WHAT NEEDS TO BE DONE:
Using the listing below, copy every line that mentions "bookmarks".

Begin RECORDS SHOWN

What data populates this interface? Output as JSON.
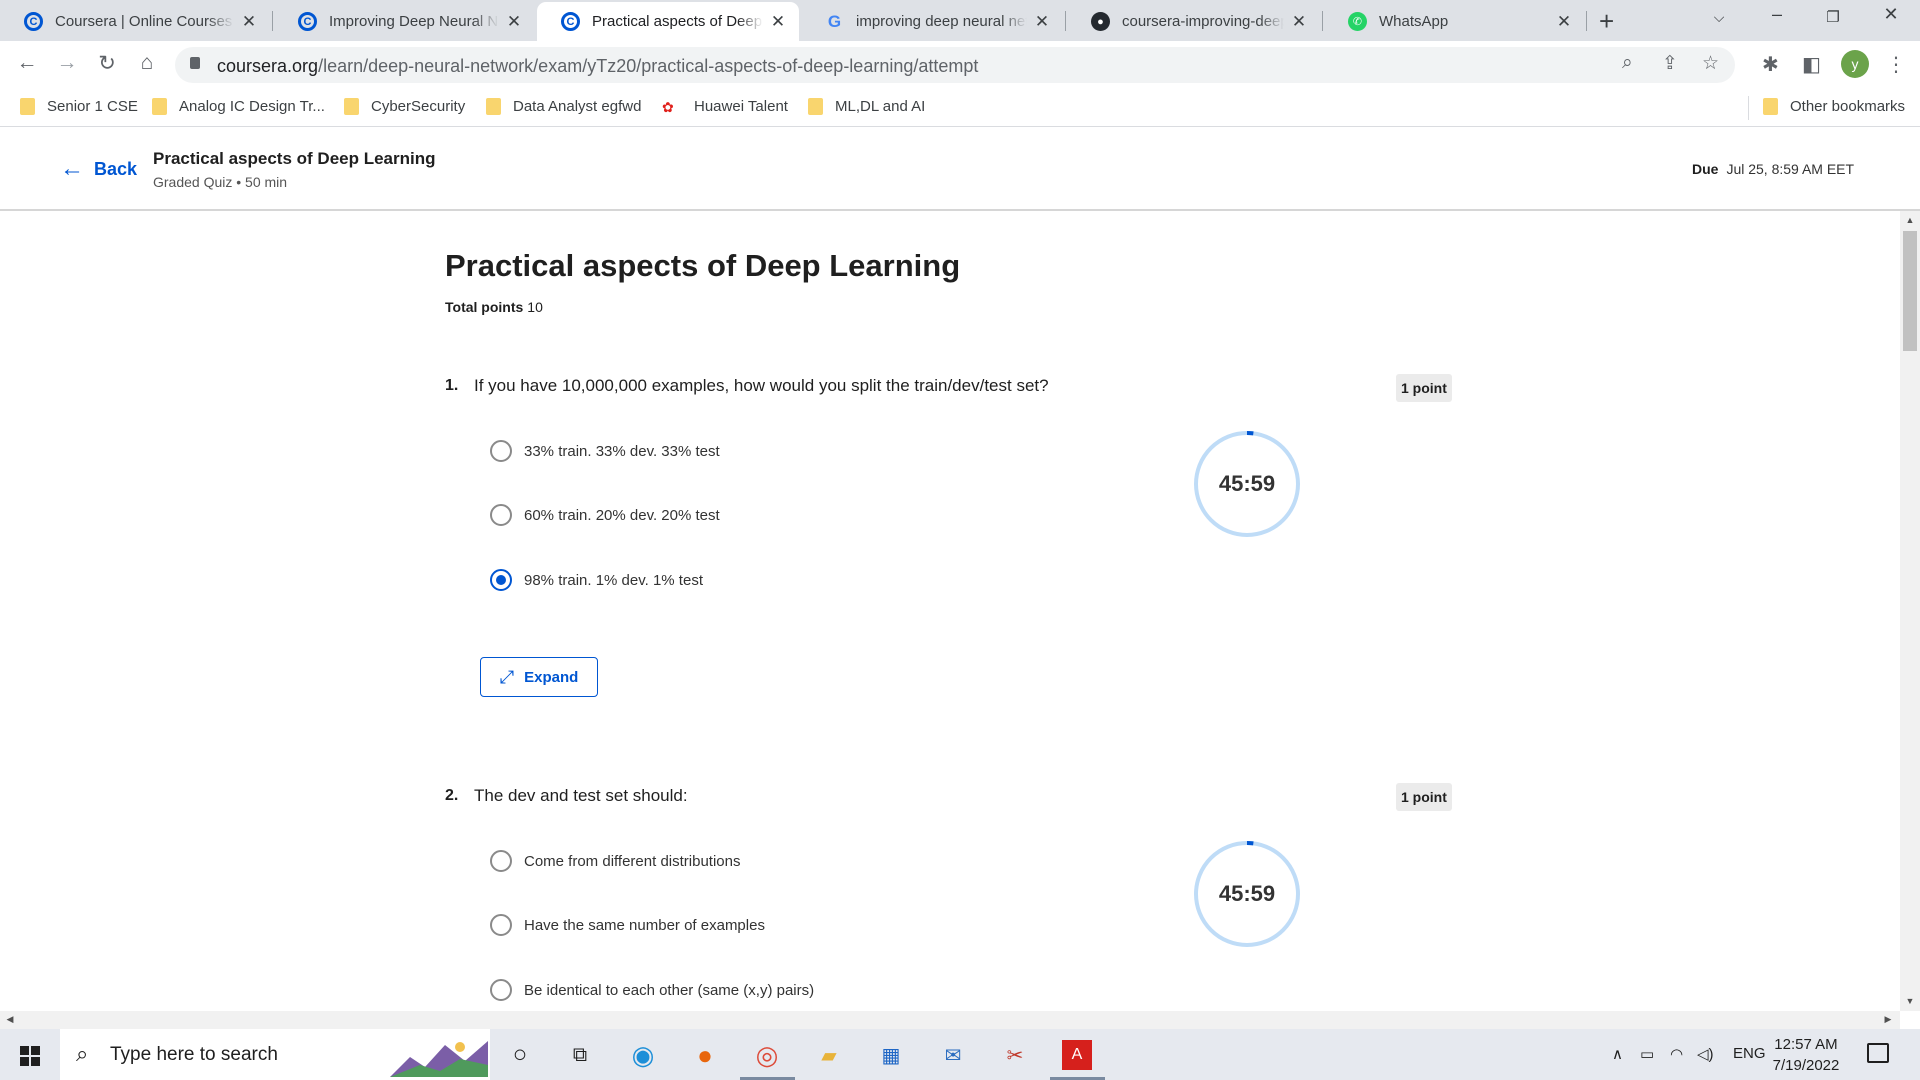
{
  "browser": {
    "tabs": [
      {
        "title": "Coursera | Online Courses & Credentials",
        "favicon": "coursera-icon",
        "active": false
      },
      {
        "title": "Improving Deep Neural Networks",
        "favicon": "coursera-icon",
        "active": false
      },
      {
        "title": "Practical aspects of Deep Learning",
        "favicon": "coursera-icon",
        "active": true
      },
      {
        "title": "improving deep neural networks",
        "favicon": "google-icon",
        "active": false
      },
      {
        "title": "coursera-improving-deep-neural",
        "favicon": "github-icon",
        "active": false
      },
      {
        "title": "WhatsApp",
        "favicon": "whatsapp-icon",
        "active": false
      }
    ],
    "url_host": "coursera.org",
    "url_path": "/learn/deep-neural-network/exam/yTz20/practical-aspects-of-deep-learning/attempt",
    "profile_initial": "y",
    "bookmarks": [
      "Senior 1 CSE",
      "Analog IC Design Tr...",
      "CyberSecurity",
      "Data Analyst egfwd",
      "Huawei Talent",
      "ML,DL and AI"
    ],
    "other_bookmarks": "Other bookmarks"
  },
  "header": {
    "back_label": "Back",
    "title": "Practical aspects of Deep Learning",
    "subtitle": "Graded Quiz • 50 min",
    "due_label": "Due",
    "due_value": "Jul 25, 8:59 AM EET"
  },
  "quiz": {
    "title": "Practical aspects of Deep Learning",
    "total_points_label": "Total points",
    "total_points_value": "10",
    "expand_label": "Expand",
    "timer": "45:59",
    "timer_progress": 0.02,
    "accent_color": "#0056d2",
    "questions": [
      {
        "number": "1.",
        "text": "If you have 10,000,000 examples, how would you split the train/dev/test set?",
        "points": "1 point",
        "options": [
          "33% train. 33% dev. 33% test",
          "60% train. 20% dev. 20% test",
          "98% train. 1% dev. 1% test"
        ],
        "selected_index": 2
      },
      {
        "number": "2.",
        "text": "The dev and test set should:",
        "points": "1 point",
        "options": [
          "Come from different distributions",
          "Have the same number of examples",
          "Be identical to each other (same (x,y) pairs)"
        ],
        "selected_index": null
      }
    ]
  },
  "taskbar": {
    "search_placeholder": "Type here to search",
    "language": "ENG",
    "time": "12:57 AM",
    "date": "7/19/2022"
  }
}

End RECORDS SHOWN

OUTPUT FOR THIS TASK:
    "bookmarks": [
    "other_bookmarks": "Other bookmarks"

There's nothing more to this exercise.